▶ [Job]
Pick out each line below containing "Grouse".
◆ ◆ ◆ ◆
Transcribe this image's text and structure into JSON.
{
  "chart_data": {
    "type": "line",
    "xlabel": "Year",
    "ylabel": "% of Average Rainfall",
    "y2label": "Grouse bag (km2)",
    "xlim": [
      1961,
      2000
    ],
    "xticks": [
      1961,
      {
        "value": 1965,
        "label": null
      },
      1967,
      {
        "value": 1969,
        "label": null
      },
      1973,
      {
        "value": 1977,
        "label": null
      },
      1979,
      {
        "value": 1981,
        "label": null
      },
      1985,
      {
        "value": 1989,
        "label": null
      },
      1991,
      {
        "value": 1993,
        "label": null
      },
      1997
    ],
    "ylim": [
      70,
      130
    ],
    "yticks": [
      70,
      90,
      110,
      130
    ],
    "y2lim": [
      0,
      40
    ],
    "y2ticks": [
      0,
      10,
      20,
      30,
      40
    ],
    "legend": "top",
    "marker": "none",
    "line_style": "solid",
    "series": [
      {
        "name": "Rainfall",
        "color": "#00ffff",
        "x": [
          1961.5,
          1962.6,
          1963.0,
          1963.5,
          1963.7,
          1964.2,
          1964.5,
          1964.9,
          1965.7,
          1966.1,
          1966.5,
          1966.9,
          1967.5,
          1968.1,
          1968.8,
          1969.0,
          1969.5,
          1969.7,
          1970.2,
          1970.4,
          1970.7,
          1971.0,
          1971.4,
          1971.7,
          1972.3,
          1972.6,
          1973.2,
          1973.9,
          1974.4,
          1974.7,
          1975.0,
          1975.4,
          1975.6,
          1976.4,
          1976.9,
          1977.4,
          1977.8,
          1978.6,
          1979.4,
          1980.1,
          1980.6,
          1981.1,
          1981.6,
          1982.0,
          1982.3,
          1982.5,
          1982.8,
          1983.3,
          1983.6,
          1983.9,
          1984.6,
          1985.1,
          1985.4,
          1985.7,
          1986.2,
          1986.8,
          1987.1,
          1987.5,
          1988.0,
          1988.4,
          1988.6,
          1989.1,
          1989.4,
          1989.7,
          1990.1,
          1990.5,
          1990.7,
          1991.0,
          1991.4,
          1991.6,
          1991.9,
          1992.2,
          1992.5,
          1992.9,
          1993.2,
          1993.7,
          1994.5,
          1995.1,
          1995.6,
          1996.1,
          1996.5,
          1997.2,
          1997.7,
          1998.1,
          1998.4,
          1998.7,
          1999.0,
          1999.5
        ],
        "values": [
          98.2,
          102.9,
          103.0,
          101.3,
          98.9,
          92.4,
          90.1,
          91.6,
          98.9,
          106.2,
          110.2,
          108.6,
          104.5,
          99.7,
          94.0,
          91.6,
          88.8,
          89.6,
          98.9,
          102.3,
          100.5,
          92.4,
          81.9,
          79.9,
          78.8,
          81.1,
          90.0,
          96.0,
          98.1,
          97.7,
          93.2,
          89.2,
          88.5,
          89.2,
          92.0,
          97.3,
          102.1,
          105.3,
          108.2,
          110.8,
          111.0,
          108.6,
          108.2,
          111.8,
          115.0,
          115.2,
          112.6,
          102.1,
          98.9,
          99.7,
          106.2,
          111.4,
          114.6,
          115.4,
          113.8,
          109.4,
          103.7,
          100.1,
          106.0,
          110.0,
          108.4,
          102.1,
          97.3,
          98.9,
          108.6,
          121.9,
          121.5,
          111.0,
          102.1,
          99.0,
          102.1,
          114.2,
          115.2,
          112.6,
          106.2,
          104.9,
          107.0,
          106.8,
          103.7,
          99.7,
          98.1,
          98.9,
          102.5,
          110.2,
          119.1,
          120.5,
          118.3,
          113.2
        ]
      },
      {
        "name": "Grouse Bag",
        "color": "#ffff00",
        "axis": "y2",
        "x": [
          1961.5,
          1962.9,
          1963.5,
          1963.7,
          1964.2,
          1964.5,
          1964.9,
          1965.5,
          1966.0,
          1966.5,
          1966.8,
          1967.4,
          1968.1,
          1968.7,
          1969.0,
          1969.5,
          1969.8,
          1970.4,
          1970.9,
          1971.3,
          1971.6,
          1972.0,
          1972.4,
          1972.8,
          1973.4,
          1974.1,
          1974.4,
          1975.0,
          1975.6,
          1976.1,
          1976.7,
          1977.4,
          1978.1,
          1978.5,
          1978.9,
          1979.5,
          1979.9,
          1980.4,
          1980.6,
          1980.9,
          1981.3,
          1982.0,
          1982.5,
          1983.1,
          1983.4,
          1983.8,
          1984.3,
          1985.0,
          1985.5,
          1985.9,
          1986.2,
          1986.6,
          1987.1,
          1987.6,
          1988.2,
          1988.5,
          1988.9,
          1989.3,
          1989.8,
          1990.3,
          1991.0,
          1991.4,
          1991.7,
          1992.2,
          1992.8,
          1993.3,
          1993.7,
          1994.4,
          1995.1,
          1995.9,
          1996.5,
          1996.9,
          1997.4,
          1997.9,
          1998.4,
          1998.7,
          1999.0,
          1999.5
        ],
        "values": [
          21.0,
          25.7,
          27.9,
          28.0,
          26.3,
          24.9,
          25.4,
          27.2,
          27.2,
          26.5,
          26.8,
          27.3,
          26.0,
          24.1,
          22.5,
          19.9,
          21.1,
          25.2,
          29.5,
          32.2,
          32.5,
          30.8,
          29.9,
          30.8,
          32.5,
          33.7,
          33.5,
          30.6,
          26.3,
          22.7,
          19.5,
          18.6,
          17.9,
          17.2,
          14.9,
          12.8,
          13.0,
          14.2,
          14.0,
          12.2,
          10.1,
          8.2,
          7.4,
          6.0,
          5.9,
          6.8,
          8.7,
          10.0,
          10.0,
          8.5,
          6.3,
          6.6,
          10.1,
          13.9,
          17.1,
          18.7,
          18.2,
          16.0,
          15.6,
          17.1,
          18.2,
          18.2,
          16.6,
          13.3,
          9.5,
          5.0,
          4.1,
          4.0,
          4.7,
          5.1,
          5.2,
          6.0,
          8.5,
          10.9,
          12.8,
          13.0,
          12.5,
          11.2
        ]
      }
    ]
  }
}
◆ ◆ ◆ ◆
▶ [Solved problem]
    "y2label": "Grouse bag (km2)",
        "name": "Grouse Bag",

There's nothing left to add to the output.